• **WORK REQUEST A**: Transcribe the homesteading account from "Tyler wraps me" up to and including "of calf-deep mud.".
• **WORK REQUEST B**: List every undertaking named in the paragraph of the homesteading account that begins "By this, we mean".

• **SOURCE EXTRACT**:

((

Tyler wraps me in his mud-smeared arms, and I bury my face into his sweaty, grimy neck, whispering, "We can do this, right?" He's trying to keep it together as much as I am—we're both outwardly calm and inwardly teetering on the brink of total meltdown. Taking a deep breath, he responds, and the answer is neither reassuring nor depressing:
We are doing this.
By this, we mean getting our workshop foundation done before our timber framing class begins. Never mind building our house, when neither of us has ever done anything of the kind. Or finishing my book some time this century. Or wrangling the stupid wire mesh we're laying into submission so we can affix radiant heat tubing to it. All of this while squelching in a maddening mess of calf-deep mud.
Above all, I mean surviving this phase of our existence. Earlier this year we moved our entire lives across the country, setting sail into uncharted waters in search of a quiet life of gardening and homesteading. Right now, the safe harbor of "normalcy" is long behind us, and our destination is achingly far away. Who knows when or if we'll ever reach it?
Today, I feel like we're just bobbing along in the open ocean, slow, seasick, and dirty, with a never ending stream of sea monsters to battle. Being so far from where we've come and where we're going, it's easy to lose perspective. I find it nearly impossible to believe that we only moved out here three months ago—it feels like we've been here a lifetime.
It poured this morning, with an onslaught of torrential rains that reminded me of May and June all over again. We had intended on waking at 5AM to attack The Final Step of Finishing our Concrete Forms, but with drenching rains sheeting down, we slept in a couple hours longer, until the worst of the storm abated. Then, on our misty, dark, mud-filled hill, we got to work installing radiant floor heat tubing and laying wire mesh, the final two items on our workshop form to-do list.
I've been dreading this day.

))

• **DATASET EXTRACT**:
((

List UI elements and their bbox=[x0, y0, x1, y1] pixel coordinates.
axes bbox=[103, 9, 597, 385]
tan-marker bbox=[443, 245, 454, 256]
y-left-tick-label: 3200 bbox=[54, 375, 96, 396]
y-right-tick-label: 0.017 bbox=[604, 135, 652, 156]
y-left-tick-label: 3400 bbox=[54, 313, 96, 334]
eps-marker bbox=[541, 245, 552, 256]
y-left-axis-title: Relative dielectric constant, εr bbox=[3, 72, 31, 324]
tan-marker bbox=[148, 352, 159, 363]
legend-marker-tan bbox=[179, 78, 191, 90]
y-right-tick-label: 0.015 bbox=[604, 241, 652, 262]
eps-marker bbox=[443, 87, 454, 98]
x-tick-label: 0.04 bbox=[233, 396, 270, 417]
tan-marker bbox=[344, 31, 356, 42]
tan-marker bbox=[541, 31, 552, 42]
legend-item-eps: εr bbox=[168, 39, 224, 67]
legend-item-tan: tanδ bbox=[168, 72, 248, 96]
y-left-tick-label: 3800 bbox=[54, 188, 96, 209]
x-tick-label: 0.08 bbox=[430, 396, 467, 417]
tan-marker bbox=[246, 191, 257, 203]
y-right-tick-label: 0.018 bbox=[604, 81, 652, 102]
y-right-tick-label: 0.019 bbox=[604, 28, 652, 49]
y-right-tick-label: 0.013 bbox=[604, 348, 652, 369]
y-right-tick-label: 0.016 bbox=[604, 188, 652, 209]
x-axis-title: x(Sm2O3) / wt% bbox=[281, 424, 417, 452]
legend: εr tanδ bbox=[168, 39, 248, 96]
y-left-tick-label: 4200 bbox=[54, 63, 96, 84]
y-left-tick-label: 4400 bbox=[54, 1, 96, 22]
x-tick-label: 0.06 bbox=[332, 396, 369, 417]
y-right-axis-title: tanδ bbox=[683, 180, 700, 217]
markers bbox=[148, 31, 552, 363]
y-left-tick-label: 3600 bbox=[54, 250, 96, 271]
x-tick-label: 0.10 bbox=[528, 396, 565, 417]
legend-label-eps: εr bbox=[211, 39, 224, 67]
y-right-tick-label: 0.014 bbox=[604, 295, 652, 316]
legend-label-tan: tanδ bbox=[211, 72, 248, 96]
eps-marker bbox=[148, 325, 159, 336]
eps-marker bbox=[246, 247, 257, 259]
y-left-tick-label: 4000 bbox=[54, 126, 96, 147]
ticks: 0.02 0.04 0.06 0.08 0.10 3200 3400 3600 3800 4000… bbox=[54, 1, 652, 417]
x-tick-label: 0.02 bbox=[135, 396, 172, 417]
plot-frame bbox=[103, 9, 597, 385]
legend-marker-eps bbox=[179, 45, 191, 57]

))

• **TASK SOLUTION A**:
Tyler wraps me in his mud-smeared arms, and I bury my face into his sweaty, grimy neck, whispering, "We can do this, right?" He's trying to keep it together as much as I am—we're both outwardly calm and inwardly teetering on the brink of total meltdown. Taking a deep breath, he responds, and the answer is neither reassuring nor depressing:
We are doing this.
By this, we mean getting our workshop foundation done before our timber framing class begins. Never mind building our house, when neither of us has ever done anything of the kind. Or finishing my book some time this century. Or wrangling the stupid wire mesh we're laying into submission so we can affix radiant heat tubing to it. All of this while squelching in a maddening mess of calf-deep mud.

• **TASK SOLUTION B**:
- Getting the workshop foundation done before the timber framing class begins
- Building their house
- Finishing the narrator's book
- Wrangling the wire mesh into submission so radiant heat tubing can be affixed to it